_Directive_
Leave out the pictures and repeat the rest of the material exactly.

_Record extracts_
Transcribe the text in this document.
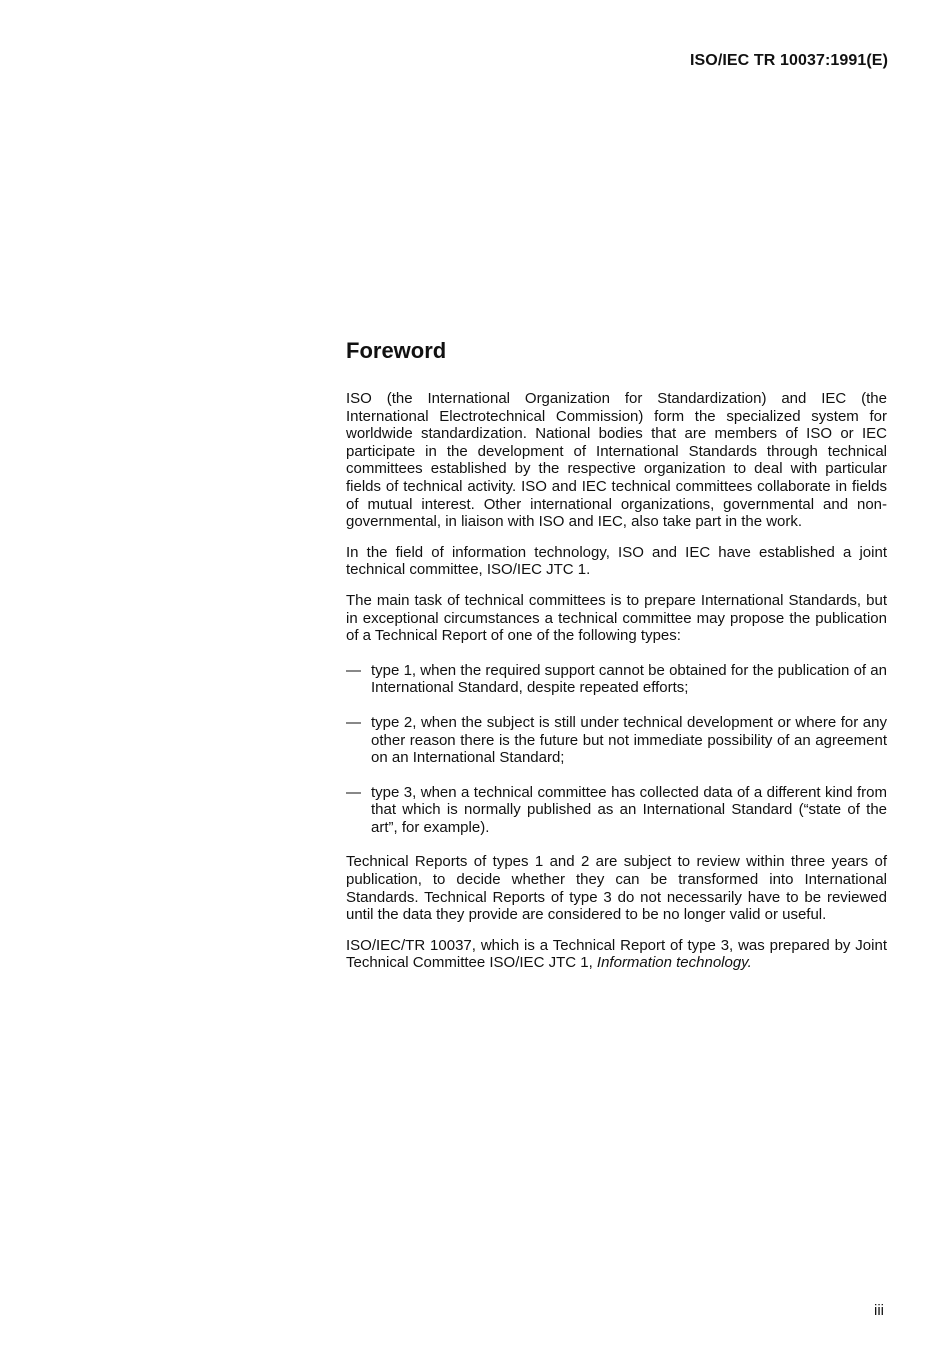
ISO/IEC TR 10037:1991(E)
Foreword

ISO (the International Organization for Standardization) and IEC (the International Electrotechnical Commission) form the specialized system for worldwide standardization. National bodies that are members of ISO or IEC participate in the development of International Standards through technical committees established by the respective organization to deal with particular fields of technical activity. ISO and IEC technical committees collaborate in fields of mutual interest. Other international organizations, governmental and non-governmental, in liaison with ISO and IEC, also take part in the work.

In the field of information technology, ISO and IEC have established a joint technical committee, ISO/IEC JTC 1.

The main task of technical committees is to prepare International Standards, but in exceptional circumstances a technical committee may propose the publication of a Technical Report of one of the following types:

— type 1, when the required support cannot be obtained for the publication of an International Standard, despite repeated efforts;
— type 2, when the subject is still under technical development or where for any other reason there is the future but not immediate possibility of an agreement on an International Standard;
— type 3, when a technical committee has collected data of a different kind from that which is normally published as an International Standard (“state of the art”, for example).

Technical Reports of types 1 and 2 are subject to review within three years of publication, to decide whether they can be transformed into International Standards. Technical Reports of type 3 do not necessarily have to be reviewed until the data they provide are considered to be no longer valid or useful.

ISO/IEC/TR 10037, which is a Technical Report of type 3, was prepared by Joint Technical Committee ISO/IEC JTC 1, Information technology.

iii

_Expected output_
Transcribe the text in this document.
ISO/IEC TR 10037:1991(E)
Foreword

ISO (the International Organization for Standardization) and IEC (the International Electrotechnical Commission) form the specialized system for worldwide standardization. National bodies that are members of ISO or IEC participate in the development of International Standards through technical committees established by the respective organization to deal with particular fields of technical activity. ISO and IEC technical committees collaborate in fields of mutual interest. Other international organizations, governmental and non-governmental, in liaison with ISO and IEC, also take part in the work.

In the field of information technology, ISO and IEC have established a joint technical committee, ISO/IEC JTC 1.

The main task of technical committees is to prepare International Standards, but in exceptional circumstances a technical committee may propose the publication of a Technical Report of one of the following types:

— type 1, when the required support cannot be obtained for the publication of an International Standard, despite repeated efforts;
— type 2, when the subject is still under technical development or where for any other reason there is the future but not immediate possibility of an agreement on an International Standard;
— type 3, when a technical committee has collected data of a different kind from that which is normally published as an International Standard (“state of the art”, for example).

Technical Reports of types 1 and 2 are subject to review within three years of publication, to decide whether they can be transformed into International Standards. Technical Reports of type 3 do not necessarily have to be reviewed until the data they provide are considered to be no longer valid or useful.

ISO/IEC/TR 10037, which is a Technical Report of type 3, was prepared by Joint Technical Committee ISO/IEC JTC 1, Information technology.

iii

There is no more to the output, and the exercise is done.